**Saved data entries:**

———

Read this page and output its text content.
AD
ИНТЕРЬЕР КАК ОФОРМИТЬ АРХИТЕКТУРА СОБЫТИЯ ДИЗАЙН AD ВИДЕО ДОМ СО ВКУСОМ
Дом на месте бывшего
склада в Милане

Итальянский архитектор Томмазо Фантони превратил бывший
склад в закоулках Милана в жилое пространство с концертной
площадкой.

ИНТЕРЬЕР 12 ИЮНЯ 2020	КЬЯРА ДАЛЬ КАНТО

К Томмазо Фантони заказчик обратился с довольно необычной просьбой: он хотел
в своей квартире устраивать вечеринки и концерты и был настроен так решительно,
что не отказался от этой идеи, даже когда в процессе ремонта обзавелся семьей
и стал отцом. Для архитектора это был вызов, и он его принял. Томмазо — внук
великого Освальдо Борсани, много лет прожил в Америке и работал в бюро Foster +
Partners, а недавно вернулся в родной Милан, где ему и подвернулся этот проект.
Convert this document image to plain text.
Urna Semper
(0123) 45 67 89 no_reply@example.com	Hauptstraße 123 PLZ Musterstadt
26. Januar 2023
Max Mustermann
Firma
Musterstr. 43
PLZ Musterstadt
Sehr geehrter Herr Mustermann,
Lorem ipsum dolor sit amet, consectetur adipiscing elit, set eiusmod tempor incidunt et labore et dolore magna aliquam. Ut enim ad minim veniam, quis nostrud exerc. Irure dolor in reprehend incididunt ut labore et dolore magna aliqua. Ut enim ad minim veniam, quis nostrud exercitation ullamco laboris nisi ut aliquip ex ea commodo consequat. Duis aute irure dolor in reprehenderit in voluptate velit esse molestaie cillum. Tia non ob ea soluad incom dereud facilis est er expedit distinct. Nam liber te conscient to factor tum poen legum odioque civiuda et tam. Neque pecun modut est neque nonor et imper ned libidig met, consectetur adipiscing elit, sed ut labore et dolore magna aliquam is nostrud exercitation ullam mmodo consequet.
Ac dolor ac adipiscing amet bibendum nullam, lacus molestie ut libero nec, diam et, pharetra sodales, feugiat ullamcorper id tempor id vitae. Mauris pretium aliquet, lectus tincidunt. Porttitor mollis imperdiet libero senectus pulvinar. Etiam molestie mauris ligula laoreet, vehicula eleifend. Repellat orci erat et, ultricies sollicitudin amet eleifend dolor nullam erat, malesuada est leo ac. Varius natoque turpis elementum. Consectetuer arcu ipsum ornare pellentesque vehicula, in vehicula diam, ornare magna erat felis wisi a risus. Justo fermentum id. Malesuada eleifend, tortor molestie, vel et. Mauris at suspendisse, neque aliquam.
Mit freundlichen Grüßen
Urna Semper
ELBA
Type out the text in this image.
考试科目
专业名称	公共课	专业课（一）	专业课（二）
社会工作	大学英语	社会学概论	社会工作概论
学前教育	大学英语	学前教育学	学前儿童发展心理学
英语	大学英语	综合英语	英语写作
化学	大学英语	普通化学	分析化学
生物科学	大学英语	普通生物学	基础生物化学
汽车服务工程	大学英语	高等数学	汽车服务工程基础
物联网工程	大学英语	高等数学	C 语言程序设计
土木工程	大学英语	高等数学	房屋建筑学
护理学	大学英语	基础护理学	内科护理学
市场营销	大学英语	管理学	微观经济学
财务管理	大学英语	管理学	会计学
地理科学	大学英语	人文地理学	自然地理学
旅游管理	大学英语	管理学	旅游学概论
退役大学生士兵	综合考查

———

**Directions for this task:**
Write out the entries above word for word.

**Answer to this task:**
Read this page and output its text content.
AD
ИНТЕРЬЕР КАК ОФОРМИТЬ АРХИТЕКТУРА СОБЫТИЯ ДИЗАЙН AD ВИДЕО ДОМ СО ВКУСОМ
Дом на месте бывшего
склада в Милане

Итальянский архитектор Томмазо Фантони превратил бывший
склад в закоулках Милана в жилое пространство с концертной
площадкой.

ИНТЕРЬЕР 12 ИЮНЯ 2020	КЬЯРА ДАЛЬ КАНТО

К Томмазо Фантони заказчик обратился с довольно необычной просьбой: он хотел
в своей квартире устраивать вечеринки и концерты и был настроен так решительно,
что не отказался от этой идеи, даже когда в процессе ремонта обзавелся семьей
и стал отцом. Для архитектора это был вызов, и он его принял. Томмазо — внук
великого Освальдо Борсани, много лет прожил в Америке и работал в бюро Foster +
Partners, а недавно вернулся в родной Милан, где ему и подвернулся этот проект.
Convert this document image to plain text.
Urna Semper
(0123) 45 67 89 no_reply@example.com	Hauptstraße 123 PLZ Musterstadt
26. Januar 2023
Max Mustermann
Firma
Musterstr. 43
PLZ Musterstadt
Sehr geehrter Herr Mustermann,
Lorem ipsum dolor sit amet, consectetur adipiscing elit, set eiusmod tempor incidunt et labore et dolore magna aliquam. Ut enim ad minim veniam, quis nostrud exerc. Irure dolor in reprehend incididunt ut labore et dolore magna aliqua. Ut enim ad minim veniam, quis nostrud exercitation ullamco laboris nisi ut aliquip ex ea commodo consequat. Duis aute irure dolor in reprehenderit in voluptate velit esse molestaie cillum. Tia non ob ea soluad incom dereud facilis est er expedit distinct. Nam liber te conscient to factor tum poen legum odioque civiuda et tam. Neque pecun modut est neque nonor et imper ned libidig met, consectetur adipiscing elit, sed ut labore et dolore magna aliquam is nostrud exercitation ullam mmodo consequet.
Ac dolor ac adipiscing amet bibendum nullam, lacus molestie ut libero nec, diam et, pharetra sodales, feugiat ullamcorper id tempor id vitae. Mauris pretium aliquet, lectus tincidunt. Porttitor mollis imperdiet libero senectus pulvinar. Etiam molestie mauris ligula laoreet, vehicula eleifend. Repellat orci erat et, ultricies sollicitudin amet eleifend dolor nullam erat, malesuada est leo ac. Varius natoque turpis elementum. Consectetuer arcu ipsum ornare pellentesque vehicula, in vehicula diam, ornare magna erat felis wisi a risus. Justo fermentum id. Malesuada eleifend, tortor molestie, vel et. Mauris at suspendisse, neque aliquam.
Mit freundlichen Grüßen
Urna Semper
ELBA
Type out the text in this image.
考试科目
专业名称	公共课	专业课（一）	专业课（二）
社会工作	大学英语	社会学概论	社会工作概论
学前教育	大学英语	学前教育学	学前儿童发展心理学
英语	大学英语	综合英语	英语写作
化学	大学英语	普通化学	分析化学
生物科学	大学英语	普通生物学	基础生物化学
汽车服务工程	大学英语	高等数学	汽车服务工程基础
物联网工程	大学英语	高等数学	C 语言程序设计
土木工程	大学英语	高等数学	房屋建筑学
护理学	大学英语	基础护理学	内科护理学
市场营销	大学英语	管理学	微观经济学
财务管理	大学英语	管理学	会计学
地理科学	大学英语	人文地理学	自然地理学
旅游管理	大学英语	管理学	旅游学概论
退役大学生士兵	综合考查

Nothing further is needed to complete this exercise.